* _Brief_:
Leaving out all pictures, transcribe exactly the lines between the line with "Decode this image" and the last line of the records below, both included.

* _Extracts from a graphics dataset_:
▼

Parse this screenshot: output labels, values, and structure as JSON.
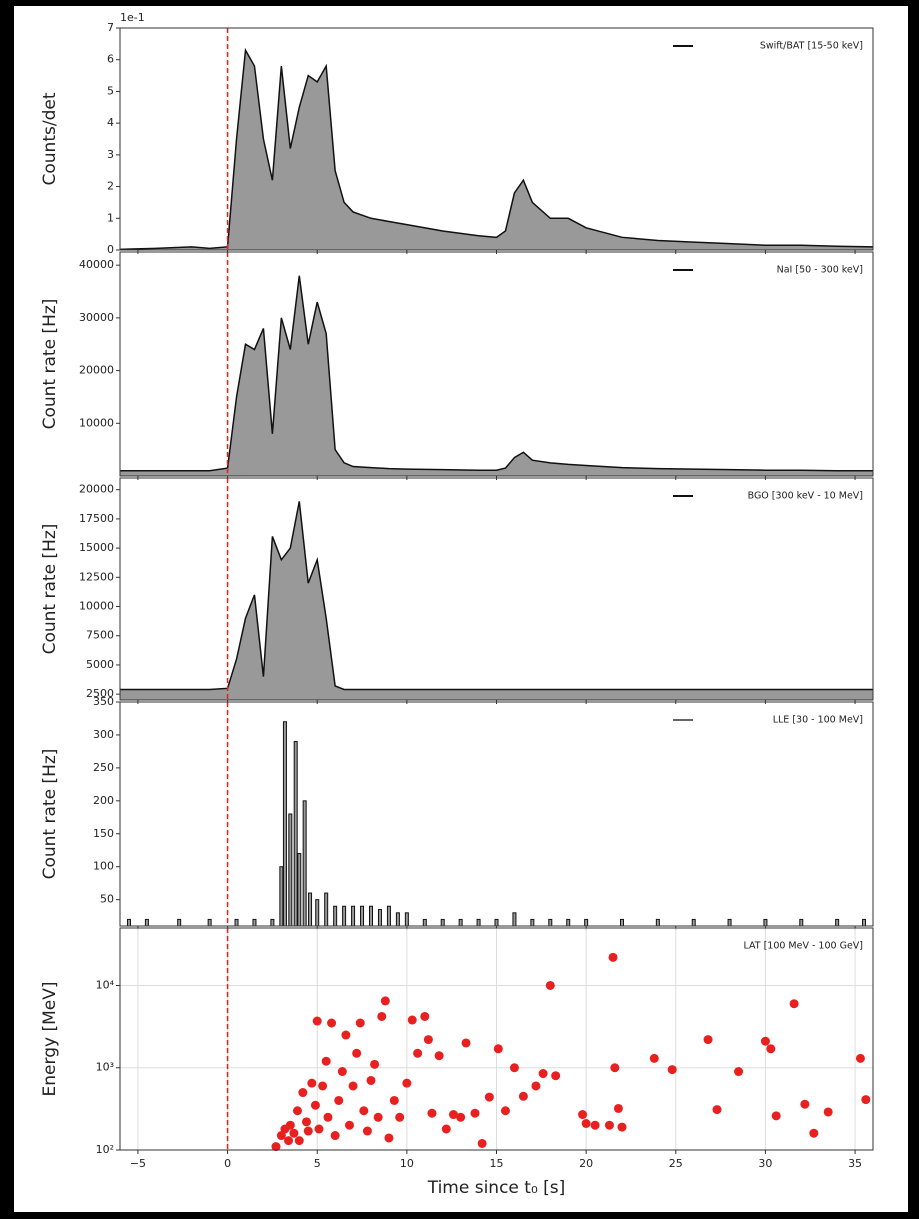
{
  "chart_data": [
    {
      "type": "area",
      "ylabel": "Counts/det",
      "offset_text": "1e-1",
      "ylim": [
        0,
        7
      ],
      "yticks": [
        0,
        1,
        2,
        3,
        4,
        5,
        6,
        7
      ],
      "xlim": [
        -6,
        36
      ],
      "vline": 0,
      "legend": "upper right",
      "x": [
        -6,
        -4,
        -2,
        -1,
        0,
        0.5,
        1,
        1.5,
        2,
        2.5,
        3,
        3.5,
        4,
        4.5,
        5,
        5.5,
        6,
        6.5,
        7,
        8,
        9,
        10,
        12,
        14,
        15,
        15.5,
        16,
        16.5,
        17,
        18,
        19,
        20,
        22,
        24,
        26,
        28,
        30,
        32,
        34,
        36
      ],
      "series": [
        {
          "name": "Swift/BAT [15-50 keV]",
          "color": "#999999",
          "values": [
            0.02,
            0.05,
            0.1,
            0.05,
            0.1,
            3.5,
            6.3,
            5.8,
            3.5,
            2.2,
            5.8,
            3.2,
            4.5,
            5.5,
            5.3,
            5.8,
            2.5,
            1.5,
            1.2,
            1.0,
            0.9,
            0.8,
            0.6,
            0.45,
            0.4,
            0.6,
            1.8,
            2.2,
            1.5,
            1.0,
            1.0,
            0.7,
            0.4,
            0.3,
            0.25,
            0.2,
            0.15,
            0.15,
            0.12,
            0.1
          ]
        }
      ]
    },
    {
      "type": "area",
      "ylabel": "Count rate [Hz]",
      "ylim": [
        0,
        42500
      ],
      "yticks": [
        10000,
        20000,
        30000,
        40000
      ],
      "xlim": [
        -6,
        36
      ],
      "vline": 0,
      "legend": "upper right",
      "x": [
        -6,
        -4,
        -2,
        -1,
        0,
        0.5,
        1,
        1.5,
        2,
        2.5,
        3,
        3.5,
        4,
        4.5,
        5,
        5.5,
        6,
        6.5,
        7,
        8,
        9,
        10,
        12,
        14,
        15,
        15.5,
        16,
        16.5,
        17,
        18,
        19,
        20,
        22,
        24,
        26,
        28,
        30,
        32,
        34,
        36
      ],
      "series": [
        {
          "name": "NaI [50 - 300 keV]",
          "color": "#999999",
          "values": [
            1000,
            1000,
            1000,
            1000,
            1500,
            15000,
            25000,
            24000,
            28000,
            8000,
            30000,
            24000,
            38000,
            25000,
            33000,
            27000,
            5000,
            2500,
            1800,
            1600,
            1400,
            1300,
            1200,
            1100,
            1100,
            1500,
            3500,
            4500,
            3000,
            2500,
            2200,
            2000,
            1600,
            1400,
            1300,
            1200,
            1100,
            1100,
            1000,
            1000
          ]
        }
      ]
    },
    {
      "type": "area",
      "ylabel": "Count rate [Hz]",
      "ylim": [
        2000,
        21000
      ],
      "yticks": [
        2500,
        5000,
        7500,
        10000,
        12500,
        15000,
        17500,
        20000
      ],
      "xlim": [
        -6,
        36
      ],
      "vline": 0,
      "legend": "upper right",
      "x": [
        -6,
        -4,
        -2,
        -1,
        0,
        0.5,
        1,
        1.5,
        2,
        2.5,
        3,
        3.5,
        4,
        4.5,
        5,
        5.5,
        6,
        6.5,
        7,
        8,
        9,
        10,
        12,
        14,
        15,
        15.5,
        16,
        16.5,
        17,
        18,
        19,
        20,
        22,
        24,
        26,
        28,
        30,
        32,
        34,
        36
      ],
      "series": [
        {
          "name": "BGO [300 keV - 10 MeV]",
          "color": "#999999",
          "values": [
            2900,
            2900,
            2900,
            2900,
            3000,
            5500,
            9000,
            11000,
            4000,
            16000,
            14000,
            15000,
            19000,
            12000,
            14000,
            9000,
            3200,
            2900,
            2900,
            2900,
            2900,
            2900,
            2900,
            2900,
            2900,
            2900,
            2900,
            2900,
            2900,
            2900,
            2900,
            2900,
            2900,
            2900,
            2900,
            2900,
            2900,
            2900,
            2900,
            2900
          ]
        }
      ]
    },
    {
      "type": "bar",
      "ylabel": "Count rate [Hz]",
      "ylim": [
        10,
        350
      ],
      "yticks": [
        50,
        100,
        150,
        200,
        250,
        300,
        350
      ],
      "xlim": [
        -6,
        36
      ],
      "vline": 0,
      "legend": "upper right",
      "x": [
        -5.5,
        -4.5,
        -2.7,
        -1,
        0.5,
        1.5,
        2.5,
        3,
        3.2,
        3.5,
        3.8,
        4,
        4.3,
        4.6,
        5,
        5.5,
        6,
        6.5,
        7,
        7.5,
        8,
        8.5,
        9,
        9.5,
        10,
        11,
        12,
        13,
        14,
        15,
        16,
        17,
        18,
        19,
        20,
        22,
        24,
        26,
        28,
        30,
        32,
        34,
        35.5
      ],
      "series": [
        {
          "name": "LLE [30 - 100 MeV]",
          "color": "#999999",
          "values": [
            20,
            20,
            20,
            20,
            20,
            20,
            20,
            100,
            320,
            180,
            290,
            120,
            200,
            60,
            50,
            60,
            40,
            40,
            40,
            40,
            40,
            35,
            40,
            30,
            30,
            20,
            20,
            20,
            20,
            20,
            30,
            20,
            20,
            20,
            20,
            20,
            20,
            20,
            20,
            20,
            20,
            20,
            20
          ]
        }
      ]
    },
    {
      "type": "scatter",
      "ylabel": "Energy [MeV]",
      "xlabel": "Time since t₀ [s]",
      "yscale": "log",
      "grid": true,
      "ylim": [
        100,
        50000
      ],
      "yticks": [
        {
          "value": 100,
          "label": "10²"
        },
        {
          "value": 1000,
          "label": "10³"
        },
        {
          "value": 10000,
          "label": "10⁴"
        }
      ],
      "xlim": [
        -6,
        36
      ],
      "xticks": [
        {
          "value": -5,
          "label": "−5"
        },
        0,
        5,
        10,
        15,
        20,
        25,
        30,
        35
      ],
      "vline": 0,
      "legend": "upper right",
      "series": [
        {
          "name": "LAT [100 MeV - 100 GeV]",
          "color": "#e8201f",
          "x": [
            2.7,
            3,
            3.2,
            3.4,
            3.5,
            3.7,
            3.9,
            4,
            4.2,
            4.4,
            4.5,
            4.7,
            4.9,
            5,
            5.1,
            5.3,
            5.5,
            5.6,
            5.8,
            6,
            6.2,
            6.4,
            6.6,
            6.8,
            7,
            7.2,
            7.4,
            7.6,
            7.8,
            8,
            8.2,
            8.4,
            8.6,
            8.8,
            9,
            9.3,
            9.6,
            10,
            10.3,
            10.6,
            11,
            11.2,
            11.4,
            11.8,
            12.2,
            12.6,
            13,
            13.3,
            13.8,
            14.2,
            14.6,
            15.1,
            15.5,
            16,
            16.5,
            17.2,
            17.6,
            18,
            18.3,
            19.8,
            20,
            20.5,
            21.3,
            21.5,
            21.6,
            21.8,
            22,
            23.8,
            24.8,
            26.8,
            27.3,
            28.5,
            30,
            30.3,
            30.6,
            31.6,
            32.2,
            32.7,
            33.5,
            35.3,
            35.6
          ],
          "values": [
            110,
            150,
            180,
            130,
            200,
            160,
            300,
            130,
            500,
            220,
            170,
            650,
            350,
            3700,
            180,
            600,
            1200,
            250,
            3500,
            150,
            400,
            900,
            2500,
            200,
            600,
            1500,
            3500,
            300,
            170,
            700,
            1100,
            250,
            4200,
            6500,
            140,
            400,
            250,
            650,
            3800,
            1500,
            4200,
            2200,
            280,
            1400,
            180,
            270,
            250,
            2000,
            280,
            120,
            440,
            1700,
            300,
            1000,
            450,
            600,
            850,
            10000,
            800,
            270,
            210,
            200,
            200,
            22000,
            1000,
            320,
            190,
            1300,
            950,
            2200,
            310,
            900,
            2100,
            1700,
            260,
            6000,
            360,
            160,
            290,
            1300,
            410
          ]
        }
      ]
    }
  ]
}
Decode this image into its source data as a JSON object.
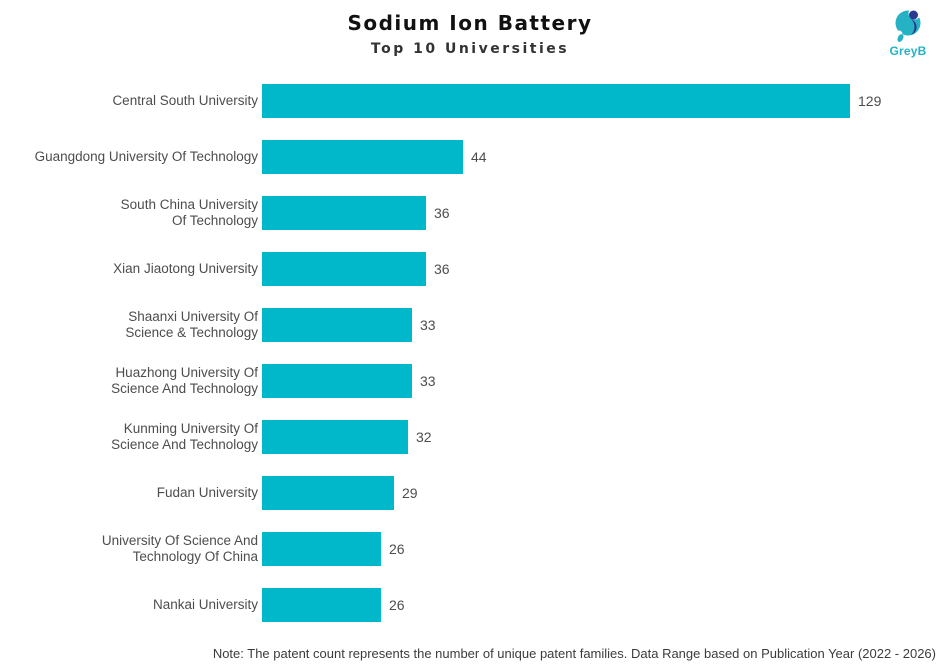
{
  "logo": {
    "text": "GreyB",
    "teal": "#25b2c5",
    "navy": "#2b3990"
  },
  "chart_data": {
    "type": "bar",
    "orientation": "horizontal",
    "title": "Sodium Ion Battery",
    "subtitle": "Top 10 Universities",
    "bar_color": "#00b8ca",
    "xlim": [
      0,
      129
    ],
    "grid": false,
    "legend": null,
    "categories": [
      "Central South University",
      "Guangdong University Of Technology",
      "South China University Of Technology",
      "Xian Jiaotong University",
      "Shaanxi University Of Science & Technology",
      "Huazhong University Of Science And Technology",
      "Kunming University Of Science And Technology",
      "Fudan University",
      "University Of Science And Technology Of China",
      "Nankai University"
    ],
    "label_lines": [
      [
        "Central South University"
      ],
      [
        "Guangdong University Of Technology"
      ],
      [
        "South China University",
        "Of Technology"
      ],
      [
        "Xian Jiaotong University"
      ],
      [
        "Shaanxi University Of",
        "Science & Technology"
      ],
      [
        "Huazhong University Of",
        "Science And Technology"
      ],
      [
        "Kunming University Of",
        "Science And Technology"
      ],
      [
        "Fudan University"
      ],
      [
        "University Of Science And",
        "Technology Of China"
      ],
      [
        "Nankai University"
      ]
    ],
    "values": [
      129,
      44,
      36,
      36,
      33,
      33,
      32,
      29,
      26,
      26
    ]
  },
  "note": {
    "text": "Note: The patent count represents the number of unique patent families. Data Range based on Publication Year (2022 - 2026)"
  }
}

▲

* _Exercise solution_:
Decode this image into its source data as a JSON object.
{
  "logo": {
    "text": "GreyB",
    "teal": "#25b2c5",
    "navy": "#2b3990"
  },
  "chart_data": {
    "type": "bar",
    "orientation": "horizontal",
    "title": "Sodium Ion Battery",
    "subtitle": "Top 10 Universities",
    "bar_color": "#00b8ca",
    "xlim": [
      0,
      129
    ],
    "grid": false,
    "legend": null,
    "categories": [
      "Central South University",
      "Guangdong University Of Technology",
      "South China University Of Technology",
      "Xian Jiaotong University",
      "Shaanxi University Of Science & Technology",
      "Huazhong University Of Science And Technology",
      "Kunming University Of Science And Technology",
      "Fudan University",
      "University Of Science And Technology Of China",
      "Nankai University"
    ],
    "label_lines": [
      [
        "Central South University"
      ],
      [
        "Guangdong University Of Technology"
      ],
      [
        "South China University",
        "Of Technology"
      ],
      [
        "Xian Jiaotong University"
      ],
      [
        "Shaanxi University Of",
        "Science & Technology"
      ],
      [
        "Huazhong University Of",
        "Science And Technology"
      ],
      [
        "Kunming University Of",
        "Science And Technology"
      ],
      [
        "Fudan University"
      ],
      [
        "University Of Science And",
        "Technology Of China"
      ],
      [
        "Nankai University"
      ]
    ],
    "values": [
      129,
      44,
      36,
      36,
      33,
      33,
      32,
      29,
      26,
      26
    ]
  },
  "note": {
    "text": "Note: The patent count represents the number of unique patent families. Data Range based on Publication Year (2022 - 2026)"
  }
}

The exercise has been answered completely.